Extract each line bearing the word "ylabel".

▶ **Task inputs**
────────
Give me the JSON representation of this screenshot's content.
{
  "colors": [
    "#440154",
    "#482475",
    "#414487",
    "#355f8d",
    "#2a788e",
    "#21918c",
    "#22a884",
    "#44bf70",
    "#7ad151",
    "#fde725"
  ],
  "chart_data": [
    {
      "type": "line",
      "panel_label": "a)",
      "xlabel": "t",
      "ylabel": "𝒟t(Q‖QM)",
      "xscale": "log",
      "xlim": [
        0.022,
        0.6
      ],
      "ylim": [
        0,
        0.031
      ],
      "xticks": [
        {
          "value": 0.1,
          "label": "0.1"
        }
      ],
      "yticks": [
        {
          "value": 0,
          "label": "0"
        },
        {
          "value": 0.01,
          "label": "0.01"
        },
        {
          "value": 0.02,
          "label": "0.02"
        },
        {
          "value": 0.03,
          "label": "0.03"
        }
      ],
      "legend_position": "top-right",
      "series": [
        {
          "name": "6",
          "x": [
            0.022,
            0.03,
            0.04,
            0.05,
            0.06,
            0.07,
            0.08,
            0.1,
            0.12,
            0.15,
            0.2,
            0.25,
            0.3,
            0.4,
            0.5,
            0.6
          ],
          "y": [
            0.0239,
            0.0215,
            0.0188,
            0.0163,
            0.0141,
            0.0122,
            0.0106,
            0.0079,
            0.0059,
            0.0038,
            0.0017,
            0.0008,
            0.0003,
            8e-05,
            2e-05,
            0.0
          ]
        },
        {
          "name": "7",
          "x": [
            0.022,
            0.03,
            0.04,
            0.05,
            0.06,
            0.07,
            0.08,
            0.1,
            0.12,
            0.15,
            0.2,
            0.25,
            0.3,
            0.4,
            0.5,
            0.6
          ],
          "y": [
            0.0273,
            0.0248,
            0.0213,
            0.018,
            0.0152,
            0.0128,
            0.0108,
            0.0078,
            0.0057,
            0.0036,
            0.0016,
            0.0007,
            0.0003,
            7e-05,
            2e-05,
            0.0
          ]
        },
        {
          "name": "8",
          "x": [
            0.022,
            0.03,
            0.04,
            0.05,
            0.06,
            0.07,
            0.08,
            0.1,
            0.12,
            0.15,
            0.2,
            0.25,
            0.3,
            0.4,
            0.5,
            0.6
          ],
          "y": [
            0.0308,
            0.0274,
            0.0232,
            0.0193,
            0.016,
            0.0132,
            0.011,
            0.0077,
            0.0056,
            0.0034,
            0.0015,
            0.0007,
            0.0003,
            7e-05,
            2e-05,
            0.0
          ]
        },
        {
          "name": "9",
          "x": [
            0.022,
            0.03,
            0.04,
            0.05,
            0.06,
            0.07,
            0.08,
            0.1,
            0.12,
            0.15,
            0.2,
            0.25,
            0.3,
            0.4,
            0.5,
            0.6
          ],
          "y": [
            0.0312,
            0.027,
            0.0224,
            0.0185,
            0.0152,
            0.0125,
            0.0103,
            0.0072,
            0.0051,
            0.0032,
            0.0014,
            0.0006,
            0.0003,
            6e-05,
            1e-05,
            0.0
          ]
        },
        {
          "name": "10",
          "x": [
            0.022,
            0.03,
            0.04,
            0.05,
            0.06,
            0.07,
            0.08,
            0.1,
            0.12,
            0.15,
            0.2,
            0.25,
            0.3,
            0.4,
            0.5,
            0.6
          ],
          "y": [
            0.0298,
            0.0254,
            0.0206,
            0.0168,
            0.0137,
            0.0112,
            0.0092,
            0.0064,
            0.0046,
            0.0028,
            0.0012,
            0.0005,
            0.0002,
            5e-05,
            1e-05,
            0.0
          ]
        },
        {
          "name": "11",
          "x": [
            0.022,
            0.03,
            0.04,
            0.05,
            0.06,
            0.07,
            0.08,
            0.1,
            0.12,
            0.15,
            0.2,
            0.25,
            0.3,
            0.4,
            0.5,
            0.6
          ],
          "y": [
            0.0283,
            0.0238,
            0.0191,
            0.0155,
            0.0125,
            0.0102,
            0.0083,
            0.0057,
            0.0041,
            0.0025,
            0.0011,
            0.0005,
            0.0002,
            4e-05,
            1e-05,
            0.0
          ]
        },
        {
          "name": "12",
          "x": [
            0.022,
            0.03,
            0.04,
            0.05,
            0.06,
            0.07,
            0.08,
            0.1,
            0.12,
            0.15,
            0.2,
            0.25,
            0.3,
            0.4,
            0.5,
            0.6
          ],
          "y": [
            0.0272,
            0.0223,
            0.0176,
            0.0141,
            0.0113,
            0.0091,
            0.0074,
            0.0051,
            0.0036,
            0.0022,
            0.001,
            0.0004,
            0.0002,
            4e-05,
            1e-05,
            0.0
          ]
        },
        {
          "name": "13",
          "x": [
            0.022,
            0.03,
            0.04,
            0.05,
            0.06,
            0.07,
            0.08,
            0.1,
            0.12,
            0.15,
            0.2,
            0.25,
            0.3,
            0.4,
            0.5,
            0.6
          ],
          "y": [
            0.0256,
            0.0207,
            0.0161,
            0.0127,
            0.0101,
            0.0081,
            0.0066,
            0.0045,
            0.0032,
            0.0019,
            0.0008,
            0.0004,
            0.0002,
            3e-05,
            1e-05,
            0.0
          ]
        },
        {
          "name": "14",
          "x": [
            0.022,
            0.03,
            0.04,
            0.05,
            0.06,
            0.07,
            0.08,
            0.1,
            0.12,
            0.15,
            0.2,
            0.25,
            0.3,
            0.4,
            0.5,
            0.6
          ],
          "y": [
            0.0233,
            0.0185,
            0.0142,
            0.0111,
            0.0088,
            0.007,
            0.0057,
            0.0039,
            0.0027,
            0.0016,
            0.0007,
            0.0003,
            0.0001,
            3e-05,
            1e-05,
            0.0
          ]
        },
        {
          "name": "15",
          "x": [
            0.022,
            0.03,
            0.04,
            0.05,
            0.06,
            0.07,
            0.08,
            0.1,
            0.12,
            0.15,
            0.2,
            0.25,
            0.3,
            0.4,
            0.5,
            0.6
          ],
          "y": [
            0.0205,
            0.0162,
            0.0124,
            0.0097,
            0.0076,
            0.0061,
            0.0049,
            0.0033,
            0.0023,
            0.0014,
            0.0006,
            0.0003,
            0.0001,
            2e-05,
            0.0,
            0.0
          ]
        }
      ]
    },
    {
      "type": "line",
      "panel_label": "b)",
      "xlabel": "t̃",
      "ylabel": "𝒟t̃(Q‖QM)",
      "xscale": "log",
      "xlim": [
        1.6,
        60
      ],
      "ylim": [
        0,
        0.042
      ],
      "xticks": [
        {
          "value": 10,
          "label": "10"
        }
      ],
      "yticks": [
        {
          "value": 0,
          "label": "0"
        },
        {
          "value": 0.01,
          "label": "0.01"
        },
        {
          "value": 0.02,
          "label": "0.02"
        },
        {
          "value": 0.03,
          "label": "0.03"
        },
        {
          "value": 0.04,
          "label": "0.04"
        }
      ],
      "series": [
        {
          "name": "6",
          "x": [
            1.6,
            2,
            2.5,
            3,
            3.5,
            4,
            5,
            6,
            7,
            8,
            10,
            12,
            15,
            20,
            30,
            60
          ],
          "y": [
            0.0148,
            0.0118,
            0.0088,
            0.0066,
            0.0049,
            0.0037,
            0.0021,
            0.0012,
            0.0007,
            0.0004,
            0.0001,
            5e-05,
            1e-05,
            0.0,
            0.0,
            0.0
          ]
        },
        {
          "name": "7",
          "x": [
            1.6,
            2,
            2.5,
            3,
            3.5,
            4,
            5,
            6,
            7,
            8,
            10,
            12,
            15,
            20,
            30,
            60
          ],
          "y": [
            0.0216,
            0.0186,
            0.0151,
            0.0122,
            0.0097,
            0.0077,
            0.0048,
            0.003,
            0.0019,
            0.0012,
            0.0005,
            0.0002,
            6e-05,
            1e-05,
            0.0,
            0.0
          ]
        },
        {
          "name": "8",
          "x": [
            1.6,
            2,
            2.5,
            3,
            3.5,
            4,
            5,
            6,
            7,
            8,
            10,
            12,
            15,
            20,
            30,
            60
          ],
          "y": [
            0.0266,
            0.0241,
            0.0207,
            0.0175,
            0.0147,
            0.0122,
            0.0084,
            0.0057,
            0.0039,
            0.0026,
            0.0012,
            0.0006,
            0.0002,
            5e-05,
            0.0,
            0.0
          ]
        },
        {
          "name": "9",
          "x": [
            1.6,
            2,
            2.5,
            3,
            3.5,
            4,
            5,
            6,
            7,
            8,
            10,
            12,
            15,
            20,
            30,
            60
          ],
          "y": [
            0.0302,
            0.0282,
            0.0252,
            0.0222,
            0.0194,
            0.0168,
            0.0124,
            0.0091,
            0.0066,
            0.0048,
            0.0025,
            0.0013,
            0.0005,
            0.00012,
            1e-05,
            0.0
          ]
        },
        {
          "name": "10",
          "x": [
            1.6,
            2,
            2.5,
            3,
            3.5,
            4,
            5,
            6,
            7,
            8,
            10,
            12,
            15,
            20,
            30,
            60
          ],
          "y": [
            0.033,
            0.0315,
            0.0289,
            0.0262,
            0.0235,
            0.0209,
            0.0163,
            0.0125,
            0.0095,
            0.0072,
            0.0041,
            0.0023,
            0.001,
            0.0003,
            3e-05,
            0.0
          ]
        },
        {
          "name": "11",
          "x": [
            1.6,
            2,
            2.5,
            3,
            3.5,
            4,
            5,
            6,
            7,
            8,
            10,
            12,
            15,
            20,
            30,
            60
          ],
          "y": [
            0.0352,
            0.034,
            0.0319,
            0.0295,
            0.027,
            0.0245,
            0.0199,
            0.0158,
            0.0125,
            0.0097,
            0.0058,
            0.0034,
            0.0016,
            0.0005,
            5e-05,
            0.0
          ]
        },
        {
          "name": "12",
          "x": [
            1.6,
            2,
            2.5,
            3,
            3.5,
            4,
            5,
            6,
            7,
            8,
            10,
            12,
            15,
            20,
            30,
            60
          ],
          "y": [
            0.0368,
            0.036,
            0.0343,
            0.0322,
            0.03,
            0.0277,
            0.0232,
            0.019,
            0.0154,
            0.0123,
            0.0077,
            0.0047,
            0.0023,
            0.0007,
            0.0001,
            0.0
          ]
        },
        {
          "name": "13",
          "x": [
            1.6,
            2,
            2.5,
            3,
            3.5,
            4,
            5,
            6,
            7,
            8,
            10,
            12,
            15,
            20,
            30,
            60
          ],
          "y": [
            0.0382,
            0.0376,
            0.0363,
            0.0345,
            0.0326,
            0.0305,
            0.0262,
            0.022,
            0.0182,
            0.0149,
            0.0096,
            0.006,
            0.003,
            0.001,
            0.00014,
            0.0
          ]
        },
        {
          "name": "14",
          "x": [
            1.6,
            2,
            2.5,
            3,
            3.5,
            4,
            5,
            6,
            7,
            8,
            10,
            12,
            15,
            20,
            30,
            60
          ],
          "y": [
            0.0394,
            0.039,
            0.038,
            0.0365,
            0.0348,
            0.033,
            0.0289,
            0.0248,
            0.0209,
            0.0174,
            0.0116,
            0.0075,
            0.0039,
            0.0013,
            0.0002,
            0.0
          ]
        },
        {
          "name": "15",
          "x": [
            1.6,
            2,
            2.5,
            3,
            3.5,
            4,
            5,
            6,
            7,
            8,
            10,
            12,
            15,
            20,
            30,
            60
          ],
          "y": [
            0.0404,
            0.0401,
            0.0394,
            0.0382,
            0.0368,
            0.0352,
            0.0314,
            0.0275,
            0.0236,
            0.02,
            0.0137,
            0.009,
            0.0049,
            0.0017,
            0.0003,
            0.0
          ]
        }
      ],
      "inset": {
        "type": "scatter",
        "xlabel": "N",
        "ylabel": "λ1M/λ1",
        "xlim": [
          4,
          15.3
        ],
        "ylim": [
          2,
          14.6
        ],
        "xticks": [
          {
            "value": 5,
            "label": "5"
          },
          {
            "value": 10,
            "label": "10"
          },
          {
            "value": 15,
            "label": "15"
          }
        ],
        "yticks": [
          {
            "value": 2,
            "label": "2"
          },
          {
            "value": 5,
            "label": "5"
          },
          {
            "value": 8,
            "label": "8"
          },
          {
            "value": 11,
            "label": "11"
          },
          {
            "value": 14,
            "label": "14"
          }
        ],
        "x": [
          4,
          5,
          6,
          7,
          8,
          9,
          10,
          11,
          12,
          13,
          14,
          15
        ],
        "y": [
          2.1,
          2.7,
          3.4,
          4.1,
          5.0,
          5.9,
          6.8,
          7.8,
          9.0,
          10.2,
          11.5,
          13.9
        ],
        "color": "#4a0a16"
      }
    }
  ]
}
────────
▶ **Worked solution**
      "ylabel": "𝒟t(Q‖QM)",
      "ylabel": "𝒟t̃(Q‖QM)",
        "ylabel": "λ1M/λ1",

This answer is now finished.